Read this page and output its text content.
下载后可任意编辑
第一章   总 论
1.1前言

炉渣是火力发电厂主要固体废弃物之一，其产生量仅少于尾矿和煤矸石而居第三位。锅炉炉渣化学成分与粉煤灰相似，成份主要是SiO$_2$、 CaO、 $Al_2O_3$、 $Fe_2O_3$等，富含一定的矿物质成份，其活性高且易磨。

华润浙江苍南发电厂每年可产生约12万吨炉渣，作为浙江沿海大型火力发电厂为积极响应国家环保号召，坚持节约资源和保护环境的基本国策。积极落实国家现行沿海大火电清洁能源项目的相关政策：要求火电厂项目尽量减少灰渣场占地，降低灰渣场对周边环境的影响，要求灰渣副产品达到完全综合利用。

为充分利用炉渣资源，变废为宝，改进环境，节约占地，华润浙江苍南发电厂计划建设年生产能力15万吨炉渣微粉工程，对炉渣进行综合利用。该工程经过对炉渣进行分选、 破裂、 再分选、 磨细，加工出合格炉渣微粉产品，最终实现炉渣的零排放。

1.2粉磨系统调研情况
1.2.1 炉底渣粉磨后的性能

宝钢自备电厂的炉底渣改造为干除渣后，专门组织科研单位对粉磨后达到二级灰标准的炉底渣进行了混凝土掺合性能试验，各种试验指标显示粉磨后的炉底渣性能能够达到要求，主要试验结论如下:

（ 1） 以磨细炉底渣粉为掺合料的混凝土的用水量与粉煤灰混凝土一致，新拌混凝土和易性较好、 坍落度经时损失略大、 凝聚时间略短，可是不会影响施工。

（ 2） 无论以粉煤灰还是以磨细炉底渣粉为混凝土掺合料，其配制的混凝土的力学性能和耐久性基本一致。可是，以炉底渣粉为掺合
──────────────────────────────
EXERCISE PROMPT:
Each line of the listing should be echoed back exactly.

SOLUTION TO THIS TASK:
Read this page and output its text content.
下载后可任意编辑
第一章   总 论
1.1前言

炉渣是火力发电厂主要固体废弃物之一，其产生量仅少于尾矿和煤矸石而居第三位。锅炉炉渣化学成分与粉煤灰相似，成份主要是SiO$_2$、 CaO、 $Al_2O_3$、 $Fe_2O_3$等，富含一定的矿物质成份，其活性高且易磨。

华润浙江苍南发电厂每年可产生约12万吨炉渣，作为浙江沿海大型火力发电厂为积极响应国家环保号召，坚持节约资源和保护环境的基本国策。积极落实国家现行沿海大火电清洁能源项目的相关政策：要求火电厂项目尽量减少灰渣场占地，降低灰渣场对周边环境的影响，要求灰渣副产品达到完全综合利用。

为充分利用炉渣资源，变废为宝，改进环境，节约占地，华润浙江苍南发电厂计划建设年生产能力15万吨炉渣微粉工程，对炉渣进行综合利用。该工程经过对炉渣进行分选、 破裂、 再分选、 磨细，加工出合格炉渣微粉产品，最终实现炉渣的零排放。

1.2粉磨系统调研情况
1.2.1 炉底渣粉磨后的性能

宝钢自备电厂的炉底渣改造为干除渣后，专门组织科研单位对粉磨后达到二级灰标准的炉底渣进行了混凝土掺合性能试验，各种试验指标显示粉磨后的炉底渣性能能够达到要求，主要试验结论如下:

（ 1） 以磨细炉底渣粉为掺合料的混凝土的用水量与粉煤灰混凝土一致，新拌混凝土和易性较好、 坍落度经时损失略大、 凝聚时间略短，可是不会影响施工。

（ 2） 无论以粉煤灰还是以磨细炉底渣粉为混凝土掺合料，其配制的混凝土的力学性能和耐久性基本一致。可是，以炉底渣粉为掺合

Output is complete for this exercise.